- Aim of the exercise
Single out the lines of the material that contain "Units" and copy them.
──────── Material to process
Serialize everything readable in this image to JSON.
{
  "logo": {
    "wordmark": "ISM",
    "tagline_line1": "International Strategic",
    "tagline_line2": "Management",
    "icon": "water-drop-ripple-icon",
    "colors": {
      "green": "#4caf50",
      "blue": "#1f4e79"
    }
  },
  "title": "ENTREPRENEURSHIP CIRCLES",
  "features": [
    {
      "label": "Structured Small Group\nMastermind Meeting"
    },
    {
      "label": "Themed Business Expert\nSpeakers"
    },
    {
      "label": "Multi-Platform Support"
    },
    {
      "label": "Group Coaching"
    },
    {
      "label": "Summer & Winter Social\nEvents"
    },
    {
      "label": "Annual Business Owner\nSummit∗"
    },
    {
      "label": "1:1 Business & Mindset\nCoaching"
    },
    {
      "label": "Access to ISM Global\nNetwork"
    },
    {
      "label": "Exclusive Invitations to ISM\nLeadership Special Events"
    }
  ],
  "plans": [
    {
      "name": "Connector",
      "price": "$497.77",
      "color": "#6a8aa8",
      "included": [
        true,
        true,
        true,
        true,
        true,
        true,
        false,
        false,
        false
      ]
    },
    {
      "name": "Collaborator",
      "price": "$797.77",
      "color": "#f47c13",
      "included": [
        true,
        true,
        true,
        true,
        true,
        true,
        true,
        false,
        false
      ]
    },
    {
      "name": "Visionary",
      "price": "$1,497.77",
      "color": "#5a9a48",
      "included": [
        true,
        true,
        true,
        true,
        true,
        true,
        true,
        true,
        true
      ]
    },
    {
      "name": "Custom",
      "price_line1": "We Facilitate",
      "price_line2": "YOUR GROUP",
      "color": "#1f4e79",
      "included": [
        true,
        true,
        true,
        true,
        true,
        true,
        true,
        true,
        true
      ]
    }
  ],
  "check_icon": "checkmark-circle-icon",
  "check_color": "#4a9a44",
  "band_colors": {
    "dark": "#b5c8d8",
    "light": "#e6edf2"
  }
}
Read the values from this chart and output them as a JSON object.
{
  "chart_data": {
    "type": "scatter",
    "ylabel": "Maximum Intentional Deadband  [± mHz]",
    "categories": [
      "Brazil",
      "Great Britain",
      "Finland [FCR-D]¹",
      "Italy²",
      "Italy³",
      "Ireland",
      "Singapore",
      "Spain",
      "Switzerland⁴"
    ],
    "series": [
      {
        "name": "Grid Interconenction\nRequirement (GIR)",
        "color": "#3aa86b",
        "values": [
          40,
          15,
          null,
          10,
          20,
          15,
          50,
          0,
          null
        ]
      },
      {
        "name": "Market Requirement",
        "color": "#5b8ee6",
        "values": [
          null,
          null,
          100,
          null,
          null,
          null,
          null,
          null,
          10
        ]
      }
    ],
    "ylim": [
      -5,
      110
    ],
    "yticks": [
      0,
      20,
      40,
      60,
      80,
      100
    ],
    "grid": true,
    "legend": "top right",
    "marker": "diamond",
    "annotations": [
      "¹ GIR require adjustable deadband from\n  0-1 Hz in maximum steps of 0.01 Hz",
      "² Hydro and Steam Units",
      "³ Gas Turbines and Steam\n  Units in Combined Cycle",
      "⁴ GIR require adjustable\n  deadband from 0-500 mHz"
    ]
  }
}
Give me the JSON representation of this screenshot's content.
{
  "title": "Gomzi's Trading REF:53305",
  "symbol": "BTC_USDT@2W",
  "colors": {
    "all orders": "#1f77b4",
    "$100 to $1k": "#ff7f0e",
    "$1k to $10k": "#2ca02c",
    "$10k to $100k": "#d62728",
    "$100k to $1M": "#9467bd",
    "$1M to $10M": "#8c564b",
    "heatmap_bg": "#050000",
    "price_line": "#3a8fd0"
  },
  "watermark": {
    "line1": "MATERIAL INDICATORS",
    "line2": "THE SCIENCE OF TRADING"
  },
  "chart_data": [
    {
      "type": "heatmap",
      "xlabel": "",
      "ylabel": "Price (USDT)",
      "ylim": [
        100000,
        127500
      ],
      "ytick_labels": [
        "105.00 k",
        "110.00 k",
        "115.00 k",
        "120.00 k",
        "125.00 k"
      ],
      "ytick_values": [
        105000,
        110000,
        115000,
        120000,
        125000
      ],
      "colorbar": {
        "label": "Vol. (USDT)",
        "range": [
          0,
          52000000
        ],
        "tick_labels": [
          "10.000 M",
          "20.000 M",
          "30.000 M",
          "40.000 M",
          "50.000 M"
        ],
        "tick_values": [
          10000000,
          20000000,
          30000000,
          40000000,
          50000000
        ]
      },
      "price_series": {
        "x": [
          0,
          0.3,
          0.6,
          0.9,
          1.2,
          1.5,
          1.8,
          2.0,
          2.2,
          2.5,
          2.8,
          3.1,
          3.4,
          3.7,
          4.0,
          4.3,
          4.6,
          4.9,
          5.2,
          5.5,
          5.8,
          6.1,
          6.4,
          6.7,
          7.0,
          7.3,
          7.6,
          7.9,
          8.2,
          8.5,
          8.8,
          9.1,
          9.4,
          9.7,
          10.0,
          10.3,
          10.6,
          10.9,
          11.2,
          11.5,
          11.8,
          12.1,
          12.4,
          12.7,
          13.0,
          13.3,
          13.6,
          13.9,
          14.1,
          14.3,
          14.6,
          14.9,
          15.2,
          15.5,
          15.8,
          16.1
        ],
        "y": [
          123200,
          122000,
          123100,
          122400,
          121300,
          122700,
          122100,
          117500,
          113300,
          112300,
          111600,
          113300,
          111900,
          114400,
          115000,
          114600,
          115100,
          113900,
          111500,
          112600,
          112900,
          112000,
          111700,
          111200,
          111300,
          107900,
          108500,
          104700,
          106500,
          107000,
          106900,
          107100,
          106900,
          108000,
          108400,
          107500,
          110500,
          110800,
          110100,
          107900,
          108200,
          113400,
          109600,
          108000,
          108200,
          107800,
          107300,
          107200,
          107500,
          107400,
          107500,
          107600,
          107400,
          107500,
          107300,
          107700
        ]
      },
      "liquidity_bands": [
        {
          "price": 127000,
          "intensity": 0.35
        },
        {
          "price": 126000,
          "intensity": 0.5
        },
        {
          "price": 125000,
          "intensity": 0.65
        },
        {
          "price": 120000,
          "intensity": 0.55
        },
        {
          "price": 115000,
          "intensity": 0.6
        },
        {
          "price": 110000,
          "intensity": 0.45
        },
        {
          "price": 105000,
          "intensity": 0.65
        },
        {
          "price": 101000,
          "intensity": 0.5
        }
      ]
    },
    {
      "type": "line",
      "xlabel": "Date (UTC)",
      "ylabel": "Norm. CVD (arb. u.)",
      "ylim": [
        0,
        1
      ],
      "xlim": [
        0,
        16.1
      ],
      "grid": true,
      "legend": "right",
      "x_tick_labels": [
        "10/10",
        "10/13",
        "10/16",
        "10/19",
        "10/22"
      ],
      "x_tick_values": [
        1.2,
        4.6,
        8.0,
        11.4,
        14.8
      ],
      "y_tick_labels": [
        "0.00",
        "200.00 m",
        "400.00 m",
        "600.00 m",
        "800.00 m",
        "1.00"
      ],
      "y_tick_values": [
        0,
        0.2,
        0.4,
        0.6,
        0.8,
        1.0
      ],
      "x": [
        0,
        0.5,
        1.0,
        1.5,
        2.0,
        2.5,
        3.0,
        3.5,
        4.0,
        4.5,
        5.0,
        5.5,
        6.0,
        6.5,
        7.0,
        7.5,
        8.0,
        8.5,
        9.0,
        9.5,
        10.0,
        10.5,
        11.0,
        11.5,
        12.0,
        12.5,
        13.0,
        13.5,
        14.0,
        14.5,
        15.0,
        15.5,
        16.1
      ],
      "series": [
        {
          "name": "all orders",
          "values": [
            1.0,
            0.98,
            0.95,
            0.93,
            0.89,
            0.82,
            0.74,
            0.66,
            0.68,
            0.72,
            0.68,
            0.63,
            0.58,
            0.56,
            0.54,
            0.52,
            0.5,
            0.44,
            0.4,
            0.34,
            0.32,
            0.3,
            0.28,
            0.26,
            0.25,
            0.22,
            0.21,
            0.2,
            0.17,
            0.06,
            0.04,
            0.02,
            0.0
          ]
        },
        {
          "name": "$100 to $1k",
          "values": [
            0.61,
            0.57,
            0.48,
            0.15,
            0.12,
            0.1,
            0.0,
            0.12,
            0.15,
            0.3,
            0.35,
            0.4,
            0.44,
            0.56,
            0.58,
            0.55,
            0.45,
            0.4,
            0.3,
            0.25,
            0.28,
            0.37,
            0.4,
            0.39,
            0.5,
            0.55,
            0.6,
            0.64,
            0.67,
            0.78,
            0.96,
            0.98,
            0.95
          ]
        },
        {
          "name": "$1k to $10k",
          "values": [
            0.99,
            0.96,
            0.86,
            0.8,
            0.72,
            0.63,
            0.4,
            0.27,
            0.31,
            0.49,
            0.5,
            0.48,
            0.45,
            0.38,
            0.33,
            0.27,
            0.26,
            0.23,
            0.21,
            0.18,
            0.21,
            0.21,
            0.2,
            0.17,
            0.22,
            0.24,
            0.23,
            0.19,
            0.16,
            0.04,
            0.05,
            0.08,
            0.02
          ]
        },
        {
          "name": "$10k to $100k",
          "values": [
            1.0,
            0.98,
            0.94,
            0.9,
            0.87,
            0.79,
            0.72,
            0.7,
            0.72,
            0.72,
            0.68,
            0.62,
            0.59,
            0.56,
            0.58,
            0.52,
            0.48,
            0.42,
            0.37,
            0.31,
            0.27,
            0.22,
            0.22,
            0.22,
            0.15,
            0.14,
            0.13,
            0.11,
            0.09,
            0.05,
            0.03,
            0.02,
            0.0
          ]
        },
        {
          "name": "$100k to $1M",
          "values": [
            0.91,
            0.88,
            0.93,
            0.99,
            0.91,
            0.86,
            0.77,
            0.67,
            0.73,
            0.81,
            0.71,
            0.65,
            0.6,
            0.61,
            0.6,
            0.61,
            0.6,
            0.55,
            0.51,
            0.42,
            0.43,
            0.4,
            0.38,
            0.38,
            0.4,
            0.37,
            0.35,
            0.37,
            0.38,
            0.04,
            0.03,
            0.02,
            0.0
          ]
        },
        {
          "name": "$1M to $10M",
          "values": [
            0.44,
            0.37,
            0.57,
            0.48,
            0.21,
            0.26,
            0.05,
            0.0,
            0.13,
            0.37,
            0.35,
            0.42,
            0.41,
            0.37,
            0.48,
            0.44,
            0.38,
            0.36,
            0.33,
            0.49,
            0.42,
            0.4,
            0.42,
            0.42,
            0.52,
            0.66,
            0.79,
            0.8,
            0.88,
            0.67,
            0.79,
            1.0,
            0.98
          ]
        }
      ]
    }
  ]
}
────────────────
- Answer to the exercise
      "² Hydro and Steam Units",
      "³ Gas Turbines and Steam\n  Units in Combined Cycle",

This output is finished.